- Excerpt provided -
* * *
The other day one of the guys I work with was trying to work out the best way to generate an Excel document from .NET as the client had some wierd requirements around how the numerical data needed to be formatted (4 decimal places, but Excel treats a CSV to only show 2).
The next day my boss came across a link to a demo of how to use LINQ to XML to generate a XML file using the Excel schema sets which allow for direct opening in Excel.
One problem with the demo, it was using VB 9, and anyone who's seen VB 9 will know it has a really awesome way of handling XML literals in the IDE. This isn't a problem if you're coding in VB 9, but if you're in C# it can be.
The VB 9 video can be found here: http://msdn.microsoft.com/en-us/vbasic/bb927708.aspx
I recommend it be watched before progressing as it'll make a lot more sense against the following post. It'll also cover how to create the XML file, which I'm going to presume is already done.
In the beginning
Because C# doesn't have a nice way to handle XML literals like VB 9 does we're going to have to do a lot of manual coding of XML, additionally we need to ensure that the appropriate namespaces are used on the appropriate nodes.
The Excel XML using 4 distinct namespaces, in 5 declarations (yes, I'll get to that shortly) so we'll start off by defining them like so:
XNamespace mainNamespace = XNamespace.Get("urn:schemas-microsoft-com:office:spreadsheet");
XNamespace o = XNamespace.Get("urn:schemas-microsoft-com:office:office");
XNamespace x = XNamespace.Get("urn:schemas-microsoft-com:office:excel");
XNamespace ss = XNamespace.Get("urn:schemas-microsoft-com:office:spreadsheet");
XNamespace html = XNamespace.Get("http://www.w3.org/TR/REC-html40");
Notice how the 'main namespace' and 'ss' are exactly the same, well this is how they are handled within the XML document. The primary namespace for the file is urn:schemas-microsoft-com:office:spreadsheet but in some locations it's also used as a prefix.
For this demo I'm going to be using the obligatory Northwind database and I'm going to just have a simple query against the customers table like so:
var dataToShow = from c in ctx.Customersselect new
{
CustomerName = c.ContactName,
OrderCount = c.Orders.Count(),
Address = c.Address
};
Now we have to start building our XML, the root element is named Workbook and then we have the following child groups:
- DocumentProperties
- ExcelWorkbook
- Styles
- Worksheet
- WorksheetOptions
Each with variying child properties.
First thing we need to do is set up our XElement and apply the namespaces, like so:
XElement workbook = new XElement(mainNamespace + "Workbook",new XAttribute(XNamespace.Xmlns + "html", html),
CreateNamespaceAtt(XName.Get("ss", "http://www.w3.org/2000/xmlns/"), ss),
CreateNamespaceAtt(XName.Get("o", "http://www.w3.org/2000/xmlns/"),o),
CreateNamespaceAtt(XName.Get("x", "http://www.w3.org/2000/xmlns/"), x),
CreateNamespaceAtt(mainNamespace),
I'm using a helper method to create the namespace attribute (which you'll be able to find in the attached source), but notice how the "main" namespace is the last one we attach, if we don't do it this way we'll end up with the XElement detecting the same namespace and only adding it once. Also, you need to ensure that you're prefixing the right namespace to the XElement tag!
* * *
- Aim of the task -
Reproduce the passage of the post on building Excel XML with LINQ to XML in C#, starting at "The Excel XML" and ending at "as a prefix.".

- Data shown -
* * *
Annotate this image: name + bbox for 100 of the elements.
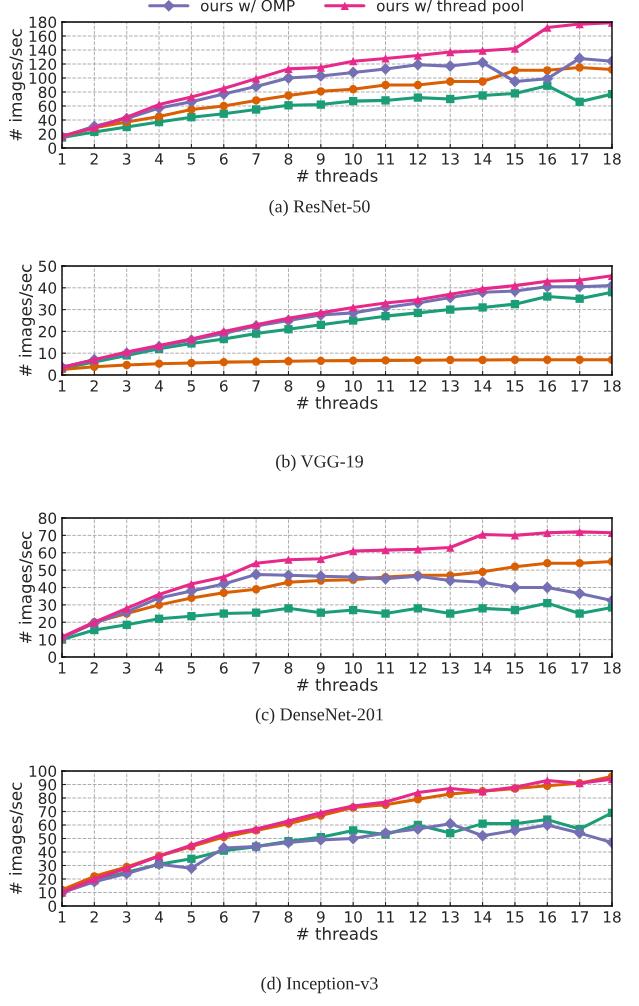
* * *
- Complete answer -
The Excel XML using 4 distinct namespaces, in 5 declarations (yes, I'll get to that shortly) so we'll start off by defining them like so:
XNamespace mainNamespace = XNamespace.Get("urn:schemas-microsoft-com:office:spreadsheet");
XNamespace o = XNamespace.Get("urn:schemas-microsoft-com:office:office");
XNamespace x = XNamespace.Get("urn:schemas-microsoft-com:office:excel");
XNamespace ss = XNamespace.Get("urn:schemas-microsoft-com:office:spreadsheet");
XNamespace html = XNamespace.Get("http://www.w3.org/TR/REC-html40");
Notice how the 'main namespace' and 'ss' are exactly the same, well this is how they are handled within the XML document. The primary namespace for the file is urn:schemas-microsoft-com:office:spreadsheet but in some locations it's also used as a prefix.